[Begin GIVEN RECORDS]

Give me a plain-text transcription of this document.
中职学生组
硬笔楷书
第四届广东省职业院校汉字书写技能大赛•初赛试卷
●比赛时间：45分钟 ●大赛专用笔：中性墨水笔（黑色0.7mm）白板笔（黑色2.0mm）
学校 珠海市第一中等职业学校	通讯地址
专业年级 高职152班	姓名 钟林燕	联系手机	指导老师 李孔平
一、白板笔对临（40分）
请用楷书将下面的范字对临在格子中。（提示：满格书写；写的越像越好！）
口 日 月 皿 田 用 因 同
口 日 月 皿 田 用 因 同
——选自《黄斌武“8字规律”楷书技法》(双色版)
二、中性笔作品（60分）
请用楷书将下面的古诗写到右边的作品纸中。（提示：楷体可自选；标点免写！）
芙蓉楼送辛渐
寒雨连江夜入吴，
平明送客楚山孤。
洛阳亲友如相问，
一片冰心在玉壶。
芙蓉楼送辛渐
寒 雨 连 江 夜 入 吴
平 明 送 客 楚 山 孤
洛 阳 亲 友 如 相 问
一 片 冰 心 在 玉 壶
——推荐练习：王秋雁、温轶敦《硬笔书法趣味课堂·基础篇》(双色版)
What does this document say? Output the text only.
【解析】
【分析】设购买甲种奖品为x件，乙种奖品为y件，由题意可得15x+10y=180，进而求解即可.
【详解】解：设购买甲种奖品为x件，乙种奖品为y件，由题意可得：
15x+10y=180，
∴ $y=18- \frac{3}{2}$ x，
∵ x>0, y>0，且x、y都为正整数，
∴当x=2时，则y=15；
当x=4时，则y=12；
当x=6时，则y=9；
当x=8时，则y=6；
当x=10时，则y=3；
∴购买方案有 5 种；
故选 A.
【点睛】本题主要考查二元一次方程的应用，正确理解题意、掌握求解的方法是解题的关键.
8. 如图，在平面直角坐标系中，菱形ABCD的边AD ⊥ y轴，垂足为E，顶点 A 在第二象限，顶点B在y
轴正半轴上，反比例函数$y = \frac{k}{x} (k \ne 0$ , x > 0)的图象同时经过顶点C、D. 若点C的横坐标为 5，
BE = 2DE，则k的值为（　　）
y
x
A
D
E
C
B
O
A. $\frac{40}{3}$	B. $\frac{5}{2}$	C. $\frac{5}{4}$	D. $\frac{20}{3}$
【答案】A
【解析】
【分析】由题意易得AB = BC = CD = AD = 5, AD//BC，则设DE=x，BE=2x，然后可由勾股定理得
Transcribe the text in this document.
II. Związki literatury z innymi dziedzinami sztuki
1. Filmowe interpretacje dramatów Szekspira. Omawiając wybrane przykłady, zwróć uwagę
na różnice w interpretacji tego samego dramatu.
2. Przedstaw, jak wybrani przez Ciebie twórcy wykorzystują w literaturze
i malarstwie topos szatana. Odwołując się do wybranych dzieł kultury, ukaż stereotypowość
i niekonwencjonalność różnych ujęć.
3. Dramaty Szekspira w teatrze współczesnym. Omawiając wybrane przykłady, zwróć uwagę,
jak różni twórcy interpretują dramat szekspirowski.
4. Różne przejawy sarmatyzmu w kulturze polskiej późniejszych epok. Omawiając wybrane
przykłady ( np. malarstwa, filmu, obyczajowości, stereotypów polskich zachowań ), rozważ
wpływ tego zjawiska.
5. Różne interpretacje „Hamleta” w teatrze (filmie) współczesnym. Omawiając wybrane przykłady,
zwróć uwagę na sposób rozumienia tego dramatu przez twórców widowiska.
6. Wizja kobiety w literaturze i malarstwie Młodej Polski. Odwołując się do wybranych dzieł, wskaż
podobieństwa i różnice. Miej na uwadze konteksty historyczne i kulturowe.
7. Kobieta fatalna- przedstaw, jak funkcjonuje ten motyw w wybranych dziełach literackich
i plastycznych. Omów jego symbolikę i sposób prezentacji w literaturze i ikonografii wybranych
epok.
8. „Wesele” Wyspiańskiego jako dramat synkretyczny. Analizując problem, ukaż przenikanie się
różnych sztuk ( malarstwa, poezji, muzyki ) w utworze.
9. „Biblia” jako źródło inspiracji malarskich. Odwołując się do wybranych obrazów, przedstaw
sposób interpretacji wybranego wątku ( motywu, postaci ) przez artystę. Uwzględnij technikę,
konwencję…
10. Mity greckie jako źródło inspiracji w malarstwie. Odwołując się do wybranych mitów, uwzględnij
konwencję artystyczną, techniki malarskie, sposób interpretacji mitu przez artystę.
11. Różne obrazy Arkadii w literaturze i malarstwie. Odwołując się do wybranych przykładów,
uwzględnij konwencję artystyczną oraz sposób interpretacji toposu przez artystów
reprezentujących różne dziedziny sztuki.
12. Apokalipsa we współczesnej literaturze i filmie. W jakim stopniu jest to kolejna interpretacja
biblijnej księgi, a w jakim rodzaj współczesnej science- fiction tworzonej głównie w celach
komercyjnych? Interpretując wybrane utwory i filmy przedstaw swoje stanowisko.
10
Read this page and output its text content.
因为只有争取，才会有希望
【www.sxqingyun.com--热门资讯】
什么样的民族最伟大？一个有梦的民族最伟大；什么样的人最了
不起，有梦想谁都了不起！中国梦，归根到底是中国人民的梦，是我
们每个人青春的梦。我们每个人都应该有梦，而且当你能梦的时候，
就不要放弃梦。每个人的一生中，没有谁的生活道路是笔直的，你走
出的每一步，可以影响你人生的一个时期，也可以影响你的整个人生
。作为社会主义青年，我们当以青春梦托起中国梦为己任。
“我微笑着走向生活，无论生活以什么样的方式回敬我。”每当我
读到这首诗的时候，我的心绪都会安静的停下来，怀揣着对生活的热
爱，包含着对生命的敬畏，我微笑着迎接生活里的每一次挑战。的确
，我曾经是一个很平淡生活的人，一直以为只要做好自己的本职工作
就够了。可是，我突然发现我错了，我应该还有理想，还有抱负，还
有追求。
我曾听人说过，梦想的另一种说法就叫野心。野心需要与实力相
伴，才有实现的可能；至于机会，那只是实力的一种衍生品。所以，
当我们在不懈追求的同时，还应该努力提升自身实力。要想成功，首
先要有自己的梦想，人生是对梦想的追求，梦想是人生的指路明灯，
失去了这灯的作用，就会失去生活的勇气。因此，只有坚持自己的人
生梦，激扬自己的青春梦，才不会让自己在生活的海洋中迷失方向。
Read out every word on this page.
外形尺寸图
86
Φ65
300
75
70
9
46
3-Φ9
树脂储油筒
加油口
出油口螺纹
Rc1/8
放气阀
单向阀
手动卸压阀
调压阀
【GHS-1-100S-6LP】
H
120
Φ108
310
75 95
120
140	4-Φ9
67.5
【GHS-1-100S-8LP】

[End GIVEN RECORDS]

* SHORT PROBLEM *
Among the entries above, how many lines hold the word "teatrze"? Reply with only that number.

* EXERCISE RESULT *
2